Output the material beneath exactly, leaving nothing out.

***

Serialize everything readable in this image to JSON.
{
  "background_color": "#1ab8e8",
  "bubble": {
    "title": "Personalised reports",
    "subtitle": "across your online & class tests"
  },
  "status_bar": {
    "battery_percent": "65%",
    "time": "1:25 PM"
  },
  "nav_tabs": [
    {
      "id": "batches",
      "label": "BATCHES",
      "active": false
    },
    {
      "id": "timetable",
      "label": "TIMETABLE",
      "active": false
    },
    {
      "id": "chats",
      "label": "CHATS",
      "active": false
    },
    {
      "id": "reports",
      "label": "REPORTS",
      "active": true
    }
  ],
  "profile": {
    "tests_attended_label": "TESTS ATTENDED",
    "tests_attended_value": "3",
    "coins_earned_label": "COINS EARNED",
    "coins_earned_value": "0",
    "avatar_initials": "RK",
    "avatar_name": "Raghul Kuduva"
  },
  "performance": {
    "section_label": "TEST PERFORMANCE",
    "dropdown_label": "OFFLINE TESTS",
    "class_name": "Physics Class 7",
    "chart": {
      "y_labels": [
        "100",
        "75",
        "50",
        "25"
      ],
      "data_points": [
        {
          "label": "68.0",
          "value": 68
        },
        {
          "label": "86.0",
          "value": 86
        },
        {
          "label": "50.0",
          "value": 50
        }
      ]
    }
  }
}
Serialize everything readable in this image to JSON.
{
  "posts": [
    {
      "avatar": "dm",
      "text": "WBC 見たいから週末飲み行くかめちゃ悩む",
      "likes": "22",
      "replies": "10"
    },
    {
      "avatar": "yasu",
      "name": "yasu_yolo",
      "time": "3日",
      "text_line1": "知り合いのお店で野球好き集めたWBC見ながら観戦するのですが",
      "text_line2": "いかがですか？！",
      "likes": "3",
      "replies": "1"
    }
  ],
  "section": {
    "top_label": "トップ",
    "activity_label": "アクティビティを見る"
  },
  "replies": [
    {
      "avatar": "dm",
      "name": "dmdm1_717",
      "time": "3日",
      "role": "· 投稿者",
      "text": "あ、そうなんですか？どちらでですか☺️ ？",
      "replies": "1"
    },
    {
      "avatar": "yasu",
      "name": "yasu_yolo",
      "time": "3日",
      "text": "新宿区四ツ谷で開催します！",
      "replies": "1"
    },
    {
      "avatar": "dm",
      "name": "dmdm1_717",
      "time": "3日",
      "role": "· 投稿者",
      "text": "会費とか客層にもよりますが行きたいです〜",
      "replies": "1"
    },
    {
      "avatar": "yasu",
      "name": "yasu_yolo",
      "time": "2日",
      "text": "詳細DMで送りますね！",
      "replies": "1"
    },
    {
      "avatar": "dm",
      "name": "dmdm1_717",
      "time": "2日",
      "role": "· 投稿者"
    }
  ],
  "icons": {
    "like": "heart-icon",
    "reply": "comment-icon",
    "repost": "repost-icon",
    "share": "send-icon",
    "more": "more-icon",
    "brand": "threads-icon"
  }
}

***

**Task output**
Serialize everything readable in this image to JSON.
{
  "background_color": "#1ab8e8",
  "bubble": {
    "title": "Personalised reports",
    "subtitle": "across your online & class tests"
  },
  "status_bar": {
    "battery_percent": "65%",
    "time": "1:25 PM"
  },
  "nav_tabs": [
    {
      "id": "batches",
      "label": "BATCHES",
      "active": false
    },
    {
      "id": "timetable",
      "label": "TIMETABLE",
      "active": false
    },
    {
      "id": "chats",
      "label": "CHATS",
      "active": false
    },
    {
      "id": "reports",
      "label": "REPORTS",
      "active": true
    }
  ],
  "profile": {
    "tests_attended_label": "TESTS ATTENDED",
    "tests_attended_value": "3",
    "coins_earned_label": "COINS EARNED",
    "coins_earned_value": "0",
    "avatar_initials": "RK",
    "avatar_name": "Raghul Kuduva"
  },
  "performance": {
    "section_label": "TEST PERFORMANCE",
    "dropdown_label": "OFFLINE TESTS",
    "class_name": "Physics Class 7",
    "chart": {
      "y_labels": [
        "100",
        "75",
        "50",
        "25"
      ],
      "data_points": [
        {
          "label": "68.0",
          "value": 68
        },
        {
          "label": "86.0",
          "value": 86
        },
        {
          "label": "50.0",
          "value": 50
        }
      ]
    }
  }
}
Serialize everything readable in this image to JSON.
{
  "posts": [
    {
      "avatar": "dm",
      "text": "WBC 見たいから週末飲み行くかめちゃ悩む",
      "likes": "22",
      "replies": "10"
    },
    {
      "avatar": "yasu",
      "name": "yasu_yolo",
      "time": "3日",
      "text_line1": "知り合いのお店で野球好き集めたWBC見ながら観戦するのですが",
      "text_line2": "いかがですか？！",
      "likes": "3",
      "replies": "1"
    }
  ],
  "section": {
    "top_label": "トップ",
    "activity_label": "アクティビティを見る"
  },
  "replies": [
    {
      "avatar": "dm",
      "name": "dmdm1_717",
      "time": "3日",
      "role": "· 投稿者",
      "text": "あ、そうなんですか？どちらでですか☺️ ？",
      "replies": "1"
    },
    {
      "avatar": "yasu",
      "name": "yasu_yolo",
      "time": "3日",
      "text": "新宿区四ツ谷で開催します！",
      "replies": "1"
    },
    {
      "avatar": "dm",
      "name": "dmdm1_717",
      "time": "3日",
      "role": "· 投稿者",
      "text": "会費とか客層にもよりますが行きたいです〜",
      "replies": "1"
    },
    {
      "avatar": "yasu",
      "name": "yasu_yolo",
      "time": "2日",
      "text": "詳細DMで送りますね！",
      "replies": "1"
    },
    {
      "avatar": "dm",
      "name": "dmdm1_717",
      "time": "2日",
      "role": "· 投稿者"
    }
  ],
  "icons": {
    "like": "heart-icon",
    "reply": "comment-icon",
    "repost": "repost-icon",
    "share": "send-icon",
    "more": "more-icon",
    "brand": "threads-icon"
  }
}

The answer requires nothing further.